Copy every line in the records below that contains the word "借款报销导航窗口".

» **DATA SECTION**:
________
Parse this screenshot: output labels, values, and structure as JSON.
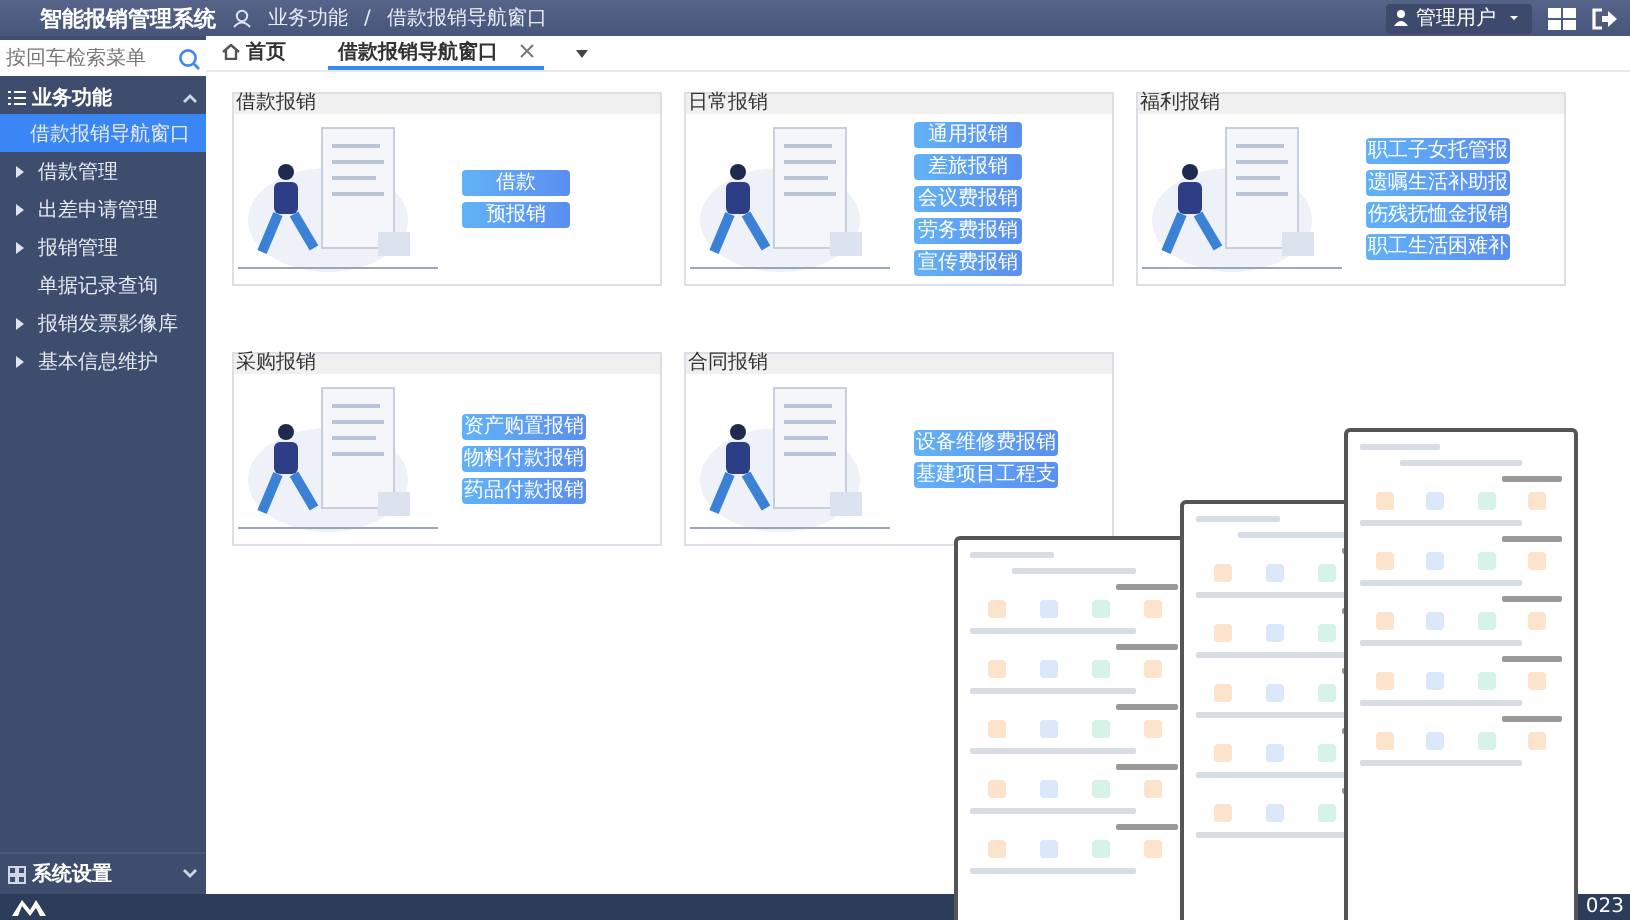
{
  "header": {
    "title": "智能报销管理系统",
    "breadcrumb": [
      "业务功能",
      "借款报销导航窗口"
    ],
    "separator": "/",
    "user": "管理用户"
  },
  "sidebar": {
    "search": {
      "placeholder": "按回车检索菜单"
    },
    "section": {
      "label": "业务功能",
      "expanded": true
    },
    "items": [
      {
        "label": "借款报销导航窗口",
        "selected": true,
        "kind": "leaf"
      },
      {
        "label": "借款管理",
        "selected": false,
        "kind": "group"
      },
      {
        "label": "出差申请管理",
        "selected": false,
        "kind": "group"
      },
      {
        "label": "报销管理",
        "selected": false,
        "kind": "group"
      },
      {
        "label": "单据记录查询",
        "selected": false,
        "kind": "leaf"
      },
      {
        "label": "报销发票影像库",
        "selected": false,
        "kind": "group"
      },
      {
        "label": "基本信息维护",
        "selected": false,
        "kind": "group"
      }
    ],
    "footer_section": {
      "label": "系统设置",
      "expanded": false
    }
  },
  "tabs": [
    {
      "label": "首页",
      "selected": false,
      "kind": "home"
    },
    {
      "label": "借款报销导航窗口",
      "selected": true,
      "kind": "closable"
    }
  ],
  "cards": [
    {
      "title": "借款报销",
      "buttons": [
        "借款",
        "预报销"
      ]
    },
    {
      "title": "日常报销",
      "buttons": [
        "通用报销",
        "差旅报销",
        "会议费报销",
        "劳务费报销",
        "宣传费报销"
      ]
    },
    {
      "title": "福利报销",
      "buttons": [
        "职工子女托管报",
        "遗嘱生活补助报",
        "伤残抚恤金报销",
        "职工生活困难补"
      ]
    },
    {
      "title": "采购报销",
      "buttons": [
        "资产购置报销",
        "物料付款报销",
        "药品付款报销"
      ]
    },
    {
      "title": "合同报销",
      "buttons": [
        "设备维修费报销",
        "基建项目工程支"
      ]
    }
  ],
  "footer": {
    "text": "023"
  }
}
________
» **OUTPUT OF THE TASK**:
      "借款报销导航窗口"
        "label": "借款报销导航窗口",
      "label": "借款报销导航窗口",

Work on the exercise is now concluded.